社交媒體時代下,各媒介平臺的研發登場與5G通信技術的突破為公共輿論的形成提供了平臺與技術支撐,有私密性強的微信,有圈層性開放的微博,還有以抖音為代表的具有視聽優勢的短視頻平臺。
媒介技術的發展使大眾的情感表達得到了落地點,公眾在社交類媒體上分享對生活的感悟、在政務類媒體平臺控訴社會不公現象、在救助類媒體平臺上進行自身情況的描述從而尋求社會的幫助。社會熱點事件通過諸多平臺的擴散傳播得到萌芽而后形成公共輿論。在此過程中,媒體平臺擔任了匯攏更多地區、更多階層情感意見的角色。

┄┄┄┄┄┄┄┄┄┄┄┄┄┄┄┄┄┄┄┄

**任務項目**
將上文談社交媒體與公共輿論的段落中,從「社交媒體時代下,各媒介平臺的」起至「區、更多階層情感意見的角色。」止的這一段原文一字不改地返回。

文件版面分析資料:
┄┄┄┄┄┄┄┄┄┄┄┄┄┄┄┄┄┄┄┄

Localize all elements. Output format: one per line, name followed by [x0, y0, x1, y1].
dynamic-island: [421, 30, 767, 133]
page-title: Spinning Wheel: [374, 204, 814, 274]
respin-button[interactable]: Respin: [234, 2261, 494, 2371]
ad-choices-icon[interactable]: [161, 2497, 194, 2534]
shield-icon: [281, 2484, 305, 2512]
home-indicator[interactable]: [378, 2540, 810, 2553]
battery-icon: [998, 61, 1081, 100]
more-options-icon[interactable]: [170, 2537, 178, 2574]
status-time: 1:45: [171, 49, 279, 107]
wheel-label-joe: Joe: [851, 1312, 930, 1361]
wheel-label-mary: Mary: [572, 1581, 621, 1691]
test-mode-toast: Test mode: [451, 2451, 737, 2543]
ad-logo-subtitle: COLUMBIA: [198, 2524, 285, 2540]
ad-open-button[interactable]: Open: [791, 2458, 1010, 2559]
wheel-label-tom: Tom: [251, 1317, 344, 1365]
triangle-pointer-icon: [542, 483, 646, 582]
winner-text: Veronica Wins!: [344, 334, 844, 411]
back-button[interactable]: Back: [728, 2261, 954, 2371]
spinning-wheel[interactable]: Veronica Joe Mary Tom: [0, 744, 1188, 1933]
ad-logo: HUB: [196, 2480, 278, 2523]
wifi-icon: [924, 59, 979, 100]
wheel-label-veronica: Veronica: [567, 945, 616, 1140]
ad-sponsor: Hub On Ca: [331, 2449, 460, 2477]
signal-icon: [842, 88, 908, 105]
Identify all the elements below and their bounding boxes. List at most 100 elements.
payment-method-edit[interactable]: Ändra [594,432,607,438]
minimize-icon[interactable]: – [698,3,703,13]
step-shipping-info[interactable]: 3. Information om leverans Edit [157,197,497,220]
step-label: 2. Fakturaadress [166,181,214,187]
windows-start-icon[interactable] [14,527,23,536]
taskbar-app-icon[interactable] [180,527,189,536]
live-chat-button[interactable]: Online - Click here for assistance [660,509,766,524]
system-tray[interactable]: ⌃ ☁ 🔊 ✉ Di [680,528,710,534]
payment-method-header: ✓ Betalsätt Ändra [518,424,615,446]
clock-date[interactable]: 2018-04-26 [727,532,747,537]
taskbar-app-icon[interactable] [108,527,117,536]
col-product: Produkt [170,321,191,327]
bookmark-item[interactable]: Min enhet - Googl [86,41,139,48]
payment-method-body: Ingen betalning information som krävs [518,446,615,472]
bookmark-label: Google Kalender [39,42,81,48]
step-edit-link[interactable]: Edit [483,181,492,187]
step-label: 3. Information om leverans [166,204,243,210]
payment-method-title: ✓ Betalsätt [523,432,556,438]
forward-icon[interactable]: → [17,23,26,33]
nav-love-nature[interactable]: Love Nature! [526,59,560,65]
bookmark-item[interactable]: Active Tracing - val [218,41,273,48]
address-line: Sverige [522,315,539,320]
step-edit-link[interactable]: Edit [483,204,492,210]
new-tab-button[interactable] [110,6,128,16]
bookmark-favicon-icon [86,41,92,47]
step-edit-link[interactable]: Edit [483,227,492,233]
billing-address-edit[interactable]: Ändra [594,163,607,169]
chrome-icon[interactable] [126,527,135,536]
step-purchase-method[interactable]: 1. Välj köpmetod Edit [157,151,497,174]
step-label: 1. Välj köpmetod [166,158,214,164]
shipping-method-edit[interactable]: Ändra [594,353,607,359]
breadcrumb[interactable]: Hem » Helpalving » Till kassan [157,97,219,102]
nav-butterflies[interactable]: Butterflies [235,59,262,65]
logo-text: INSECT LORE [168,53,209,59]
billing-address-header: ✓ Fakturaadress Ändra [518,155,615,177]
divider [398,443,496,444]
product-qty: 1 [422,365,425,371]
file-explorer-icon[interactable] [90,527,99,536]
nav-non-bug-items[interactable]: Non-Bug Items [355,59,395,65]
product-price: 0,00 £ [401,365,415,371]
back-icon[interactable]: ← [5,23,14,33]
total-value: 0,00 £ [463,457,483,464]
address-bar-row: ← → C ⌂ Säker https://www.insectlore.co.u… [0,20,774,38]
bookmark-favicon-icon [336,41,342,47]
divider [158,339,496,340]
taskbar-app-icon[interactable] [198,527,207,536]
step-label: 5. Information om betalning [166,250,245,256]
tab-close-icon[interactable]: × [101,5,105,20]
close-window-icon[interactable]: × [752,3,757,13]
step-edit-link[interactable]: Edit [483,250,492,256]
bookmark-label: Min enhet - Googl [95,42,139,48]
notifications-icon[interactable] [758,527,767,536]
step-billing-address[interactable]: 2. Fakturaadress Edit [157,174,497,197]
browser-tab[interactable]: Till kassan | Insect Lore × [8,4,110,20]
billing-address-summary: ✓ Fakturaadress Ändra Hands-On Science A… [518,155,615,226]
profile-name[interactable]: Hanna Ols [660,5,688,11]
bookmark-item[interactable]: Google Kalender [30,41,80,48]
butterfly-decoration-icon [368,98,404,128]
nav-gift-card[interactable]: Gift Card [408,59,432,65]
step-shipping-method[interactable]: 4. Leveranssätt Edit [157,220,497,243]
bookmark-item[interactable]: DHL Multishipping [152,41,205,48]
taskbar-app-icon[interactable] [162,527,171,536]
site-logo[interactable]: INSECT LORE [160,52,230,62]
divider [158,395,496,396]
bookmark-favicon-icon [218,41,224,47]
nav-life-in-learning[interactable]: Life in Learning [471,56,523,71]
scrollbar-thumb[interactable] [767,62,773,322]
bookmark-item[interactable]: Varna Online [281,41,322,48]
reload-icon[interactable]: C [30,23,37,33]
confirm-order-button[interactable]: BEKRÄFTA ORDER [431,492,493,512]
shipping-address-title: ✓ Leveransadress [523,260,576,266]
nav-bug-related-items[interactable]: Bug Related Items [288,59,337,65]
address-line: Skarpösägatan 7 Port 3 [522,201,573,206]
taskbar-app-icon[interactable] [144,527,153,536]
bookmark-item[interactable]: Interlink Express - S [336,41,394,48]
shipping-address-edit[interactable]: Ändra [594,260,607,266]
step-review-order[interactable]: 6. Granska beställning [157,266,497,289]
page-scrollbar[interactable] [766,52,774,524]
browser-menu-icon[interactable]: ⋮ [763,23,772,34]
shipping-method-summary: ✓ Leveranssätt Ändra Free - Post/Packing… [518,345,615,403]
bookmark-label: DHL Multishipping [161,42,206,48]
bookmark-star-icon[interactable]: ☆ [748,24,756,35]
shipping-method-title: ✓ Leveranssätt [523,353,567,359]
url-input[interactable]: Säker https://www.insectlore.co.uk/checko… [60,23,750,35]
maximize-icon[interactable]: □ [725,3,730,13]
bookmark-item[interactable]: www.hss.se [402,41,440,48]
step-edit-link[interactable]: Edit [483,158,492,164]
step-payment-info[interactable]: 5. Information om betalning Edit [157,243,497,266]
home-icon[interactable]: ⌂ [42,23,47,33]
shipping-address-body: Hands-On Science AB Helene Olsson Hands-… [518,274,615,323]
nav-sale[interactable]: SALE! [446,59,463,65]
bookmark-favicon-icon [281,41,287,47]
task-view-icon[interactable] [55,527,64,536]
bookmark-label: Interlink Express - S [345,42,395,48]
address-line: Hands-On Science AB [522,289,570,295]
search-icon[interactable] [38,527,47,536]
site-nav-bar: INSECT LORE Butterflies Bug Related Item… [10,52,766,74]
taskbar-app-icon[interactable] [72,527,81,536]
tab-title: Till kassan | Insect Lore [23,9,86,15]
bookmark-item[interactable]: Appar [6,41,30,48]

┄┄┄┄┄┄┄┄┄┄┄┄┄┄┄┄┄┄┄┄

**解答如下**
社交媒體時代下,各媒介平臺的研發登場與5G通信技術的突破為公共輿論的形成提供了平臺與技術支撐,有私密性強的微信,有圈層性開放的微博,還有以抖音為代表的具有視聽優勢的短視頻平臺。
媒介技術的發展使大眾的情感表達得到了落地點,公眾在社交類媒體上分享對生活的感悟、在政務類媒體平臺控訴社會不公現象、在救助類媒體平臺上進行自身情況的描述從而尋求社會的幫助。社會熱點事件通過諸多平臺的擴散傳播得到萌芽而后形成公共輿論。在此過程中,媒體平臺擔任了匯攏更多地區、更多階層情感意見的角色。